*DO THIS*: Write out the records that appear below, verbatim and complete, but without pictures.

— Begin DATA FOR THIS EXERCISE —

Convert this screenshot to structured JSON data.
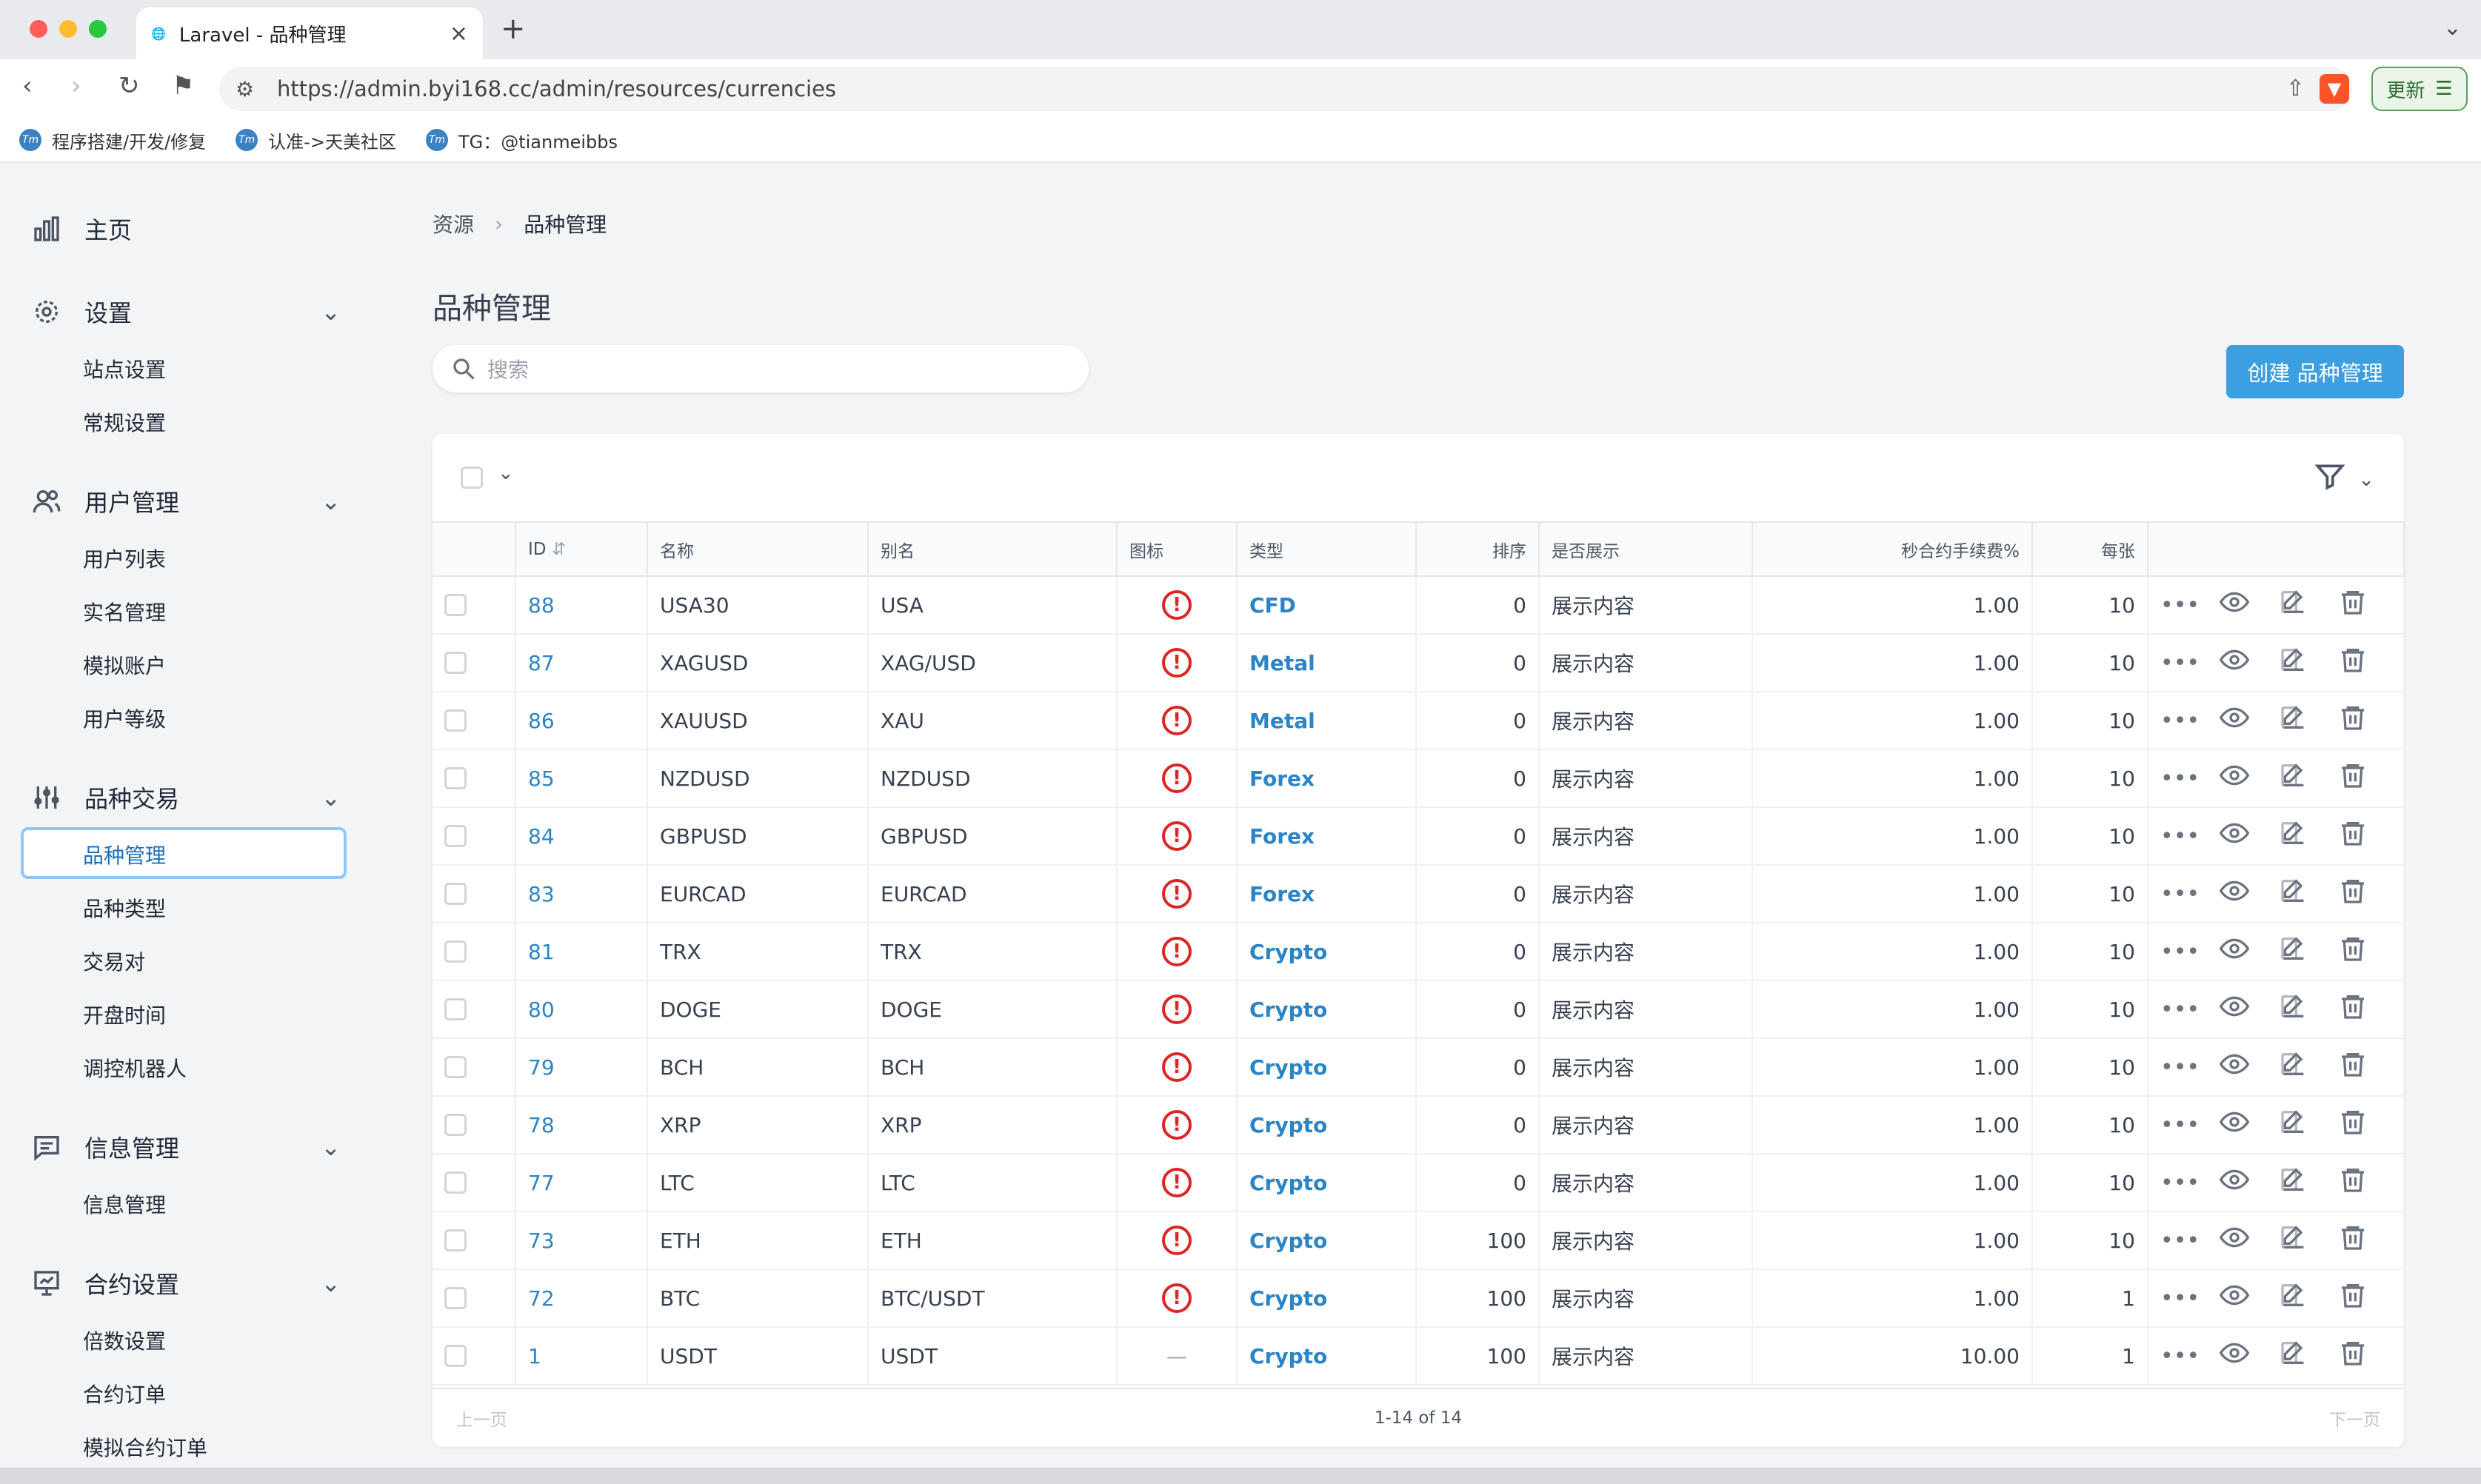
{
  "browser": {
    "tab_title": "Laravel - 品种管理",
    "url": "https://admin.byi168.cc/admin/resources/currencies",
    "update_label": "更新",
    "bookmarks": [
      "程序搭建/开发/修复",
      "认准->天美社区",
      "TG：@tianmeibbs"
    ]
  },
  "sidebar": {
    "home": "主页",
    "settings": {
      "label": "设置",
      "items": [
        "站点设置",
        "常规设置"
      ]
    },
    "users": {
      "label": "用户管理",
      "items": [
        "用户列表",
        "实名管理",
        "模拟账户",
        "用户等级"
      ]
    },
    "trading": {
      "label": "品种交易",
      "items": [
        "品种管理",
        "品种类型",
        "交易对",
        "开盘时间",
        "调控机器人"
      ]
    },
    "messages": {
      "label": "信息管理",
      "items": [
        "信息管理"
      ]
    },
    "contracts": {
      "label": "合约设置",
      "items": [
        "倍数设置",
        "合约订单",
        "模拟合约订单"
      ]
    }
  },
  "breadcrumb": {
    "root": "资源",
    "current": "品种管理"
  },
  "page_title": "品种管理",
  "search": {
    "placeholder": "搜索"
  },
  "create_button": "创建 品种管理",
  "table": {
    "columns": [
      "ID",
      "名称",
      "别名",
      "图标",
      "类型",
      "排序",
      "是否展示",
      "秒合约手续费%",
      "每张"
    ],
    "rows": [
      {
        "id": "88",
        "name": "USA30",
        "alias": "USA",
        "icon": "error",
        "type": "CFD",
        "sort": "0",
        "show": "展示内容",
        "fee": "1.00",
        "per": "10"
      },
      {
        "id": "87",
        "name": "XAGUSD",
        "alias": "XAG/USD",
        "icon": "error",
        "type": "Metal",
        "sort": "0",
        "show": "展示内容",
        "fee": "1.00",
        "per": "10"
      },
      {
        "id": "86",
        "name": "XAUUSD",
        "alias": "XAU",
        "icon": "error",
        "type": "Metal",
        "sort": "0",
        "show": "展示内容",
        "fee": "1.00",
        "per": "10"
      },
      {
        "id": "85",
        "name": "NZDUSD",
        "alias": "NZDUSD",
        "icon": "error",
        "type": "Forex",
        "sort": "0",
        "show": "展示内容",
        "fee": "1.00",
        "per": "10"
      },
      {
        "id": "84",
        "name": "GBPUSD",
        "alias": "GBPUSD",
        "icon": "error",
        "type": "Forex",
        "sort": "0",
        "show": "展示内容",
        "fee": "1.00",
        "per": "10"
      },
      {
        "id": "83",
        "name": "EURCAD",
        "alias": "EURCAD",
        "icon": "error",
        "type": "Forex",
        "sort": "0",
        "show": "展示内容",
        "fee": "1.00",
        "per": "10"
      },
      {
        "id": "81",
        "name": "TRX",
        "alias": "TRX",
        "icon": "error",
        "type": "Crypto",
        "sort": "0",
        "show": "展示内容",
        "fee": "1.00",
        "per": "10"
      },
      {
        "id": "80",
        "name": "DOGE",
        "alias": "DOGE",
        "icon": "error",
        "type": "Crypto",
        "sort": "0",
        "show": "展示内容",
        "fee": "1.00",
        "per": "10"
      },
      {
        "id": "79",
        "name": "BCH",
        "alias": "BCH",
        "icon": "error",
        "type": "Crypto",
        "sort": "0",
        "show": "展示内容",
        "fee": "1.00",
        "per": "10"
      },
      {
        "id": "78",
        "name": "XRP",
        "alias": "XRP",
        "icon": "error",
        "type": "Crypto",
        "sort": "0",
        "show": "展示内容",
        "fee": "1.00",
        "per": "10"
      },
      {
        "id": "77",
        "name": "LTC",
        "alias": "LTC",
        "icon": "error",
        "type": "Crypto",
        "sort": "0",
        "show": "展示内容",
        "fee": "1.00",
        "per": "10"
      },
      {
        "id": "73",
        "name": "ETH",
        "alias": "ETH",
        "icon": "error",
        "type": "Crypto",
        "sort": "100",
        "show": "展示内容",
        "fee": "1.00",
        "per": "10"
      },
      {
        "id": "72",
        "name": "BTC",
        "alias": "BTC/USDT",
        "icon": "error",
        "type": "Crypto",
        "sort": "100",
        "show": "展示内容",
        "fee": "1.00",
        "per": "1"
      },
      {
        "id": "1",
        "name": "USDT",
        "alias": "USDT",
        "icon": "none",
        "type": "Crypto",
        "sort": "100",
        "show": "展示内容",
        "fee": "10.00",
        "per": "1"
      }
    ]
  },
  "pagination": {
    "prev": "上一页",
    "info": "1-14 of 14",
    "next": "下一页"
  },
  "colors": {
    "accent": "#3b9fe0",
    "link": "#2b84c6",
    "error": "#dc2626"
  }
}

— End DATA FOR THIS EXERCISE —

*THE RESULT*:
Convert this screenshot to structured JSON data.
{
  "browser": {
    "tab_title": "Laravel - 品种管理",
    "url": "https://admin.byi168.cc/admin/resources/currencies",
    "update_label": "更新",
    "bookmarks": [
      "程序搭建/开发/修复",
      "认准->天美社区",
      "TG：@tianmeibbs"
    ]
  },
  "sidebar": {
    "home": "主页",
    "settings": {
      "label": "设置",
      "items": [
        "站点设置",
        "常规设置"
      ]
    },
    "users": {
      "label": "用户管理",
      "items": [
        "用户列表",
        "实名管理",
        "模拟账户",
        "用户等级"
      ]
    },
    "trading": {
      "label": "品种交易",
      "items": [
        "品种管理",
        "品种类型",
        "交易对",
        "开盘时间",
        "调控机器人"
      ]
    },
    "messages": {
      "label": "信息管理",
      "items": [
        "信息管理"
      ]
    },
    "contracts": {
      "label": "合约设置",
      "items": [
        "倍数设置",
        "合约订单",
        "模拟合约订单"
      ]
    }
  },
  "breadcrumb": {
    "root": "资源",
    "current": "品种管理"
  },
  "page_title": "品种管理",
  "search": {
    "placeholder": "搜索"
  },
  "create_button": "创建 品种管理",
  "table": {
    "columns": [
      "ID",
      "名称",
      "别名",
      "图标",
      "类型",
      "排序",
      "是否展示",
      "秒合约手续费%",
      "每张"
    ],
    "rows": [
      {
        "id": "88",
        "name": "USA30",
        "alias": "USA",
        "icon": "error",
        "type": "CFD",
        "sort": "0",
        "show": "展示内容",
        "fee": "1.00",
        "per": "10"
      },
      {
        "id": "87",
        "name": "XAGUSD",
        "alias": "XAG/USD",
        "icon": "error",
        "type": "Metal",
        "sort": "0",
        "show": "展示内容",
        "fee": "1.00",
        "per": "10"
      },
      {
        "id": "86",
        "name": "XAUUSD",
        "alias": "XAU",
        "icon": "error",
        "type": "Metal",
        "sort": "0",
        "show": "展示内容",
        "fee": "1.00",
        "per": "10"
      },
      {
        "id": "85",
        "name": "NZDUSD",
        "alias": "NZDUSD",
        "icon": "error",
        "type": "Forex",
        "sort": "0",
        "show": "展示内容",
        "fee": "1.00",
        "per": "10"
      },
      {
        "id": "84",
        "name": "GBPUSD",
        "alias": "GBPUSD",
        "icon": "error",
        "type": "Forex",
        "sort": "0",
        "show": "展示内容",
        "fee": "1.00",
        "per": "10"
      },
      {
        "id": "83",
        "name": "EURCAD",
        "alias": "EURCAD",
        "icon": "error",
        "type": "Forex",
        "sort": "0",
        "show": "展示内容",
        "fee": "1.00",
        "per": "10"
      },
      {
        "id": "81",
        "name": "TRX",
        "alias": "TRX",
        "icon": "error",
        "type": "Crypto",
        "sort": "0",
        "show": "展示内容",
        "fee": "1.00",
        "per": "10"
      },
      {
        "id": "80",
        "name": "DOGE",
        "alias": "DOGE",
        "icon": "error",
        "type": "Crypto",
        "sort": "0",
        "show": "展示内容",
        "fee": "1.00",
        "per": "10"
      },
      {
        "id": "79",
        "name": "BCH",
        "alias": "BCH",
        "icon": "error",
        "type": "Crypto",
        "sort": "0",
        "show": "展示内容",
        "fee": "1.00",
        "per": "10"
      },
      {
        "id": "78",
        "name": "XRP",
        "alias": "XRP",
        "icon": "error",
        "type": "Crypto",
        "sort": "0",
        "show": "展示内容",
        "fee": "1.00",
        "per": "10"
      },
      {
        "id": "77",
        "name": "LTC",
        "alias": "LTC",
        "icon": "error",
        "type": "Crypto",
        "sort": "0",
        "show": "展示内容",
        "fee": "1.00",
        "per": "10"
      },
      {
        "id": "73",
        "name": "ETH",
        "alias": "ETH",
        "icon": "error",
        "type": "Crypto",
        "sort": "100",
        "show": "展示内容",
        "fee": "1.00",
        "per": "10"
      },
      {
        "id": "72",
        "name": "BTC",
        "alias": "BTC/USDT",
        "icon": "error",
        "type": "Crypto",
        "sort": "100",
        "show": "展示内容",
        "fee": "1.00",
        "per": "1"
      },
      {
        "id": "1",
        "name": "USDT",
        "alias": "USDT",
        "icon": "none",
        "type": "Crypto",
        "sort": "100",
        "show": "展示内容",
        "fee": "10.00",
        "per": "1"
      }
    ]
  },
  "pagination": {
    "prev": "上一页",
    "info": "1-14 of 14",
    "next": "下一页"
  },
  "colors": {
    "accent": "#3b9fe0",
    "link": "#2b84c6",
    "error": "#dc2626"
  }
}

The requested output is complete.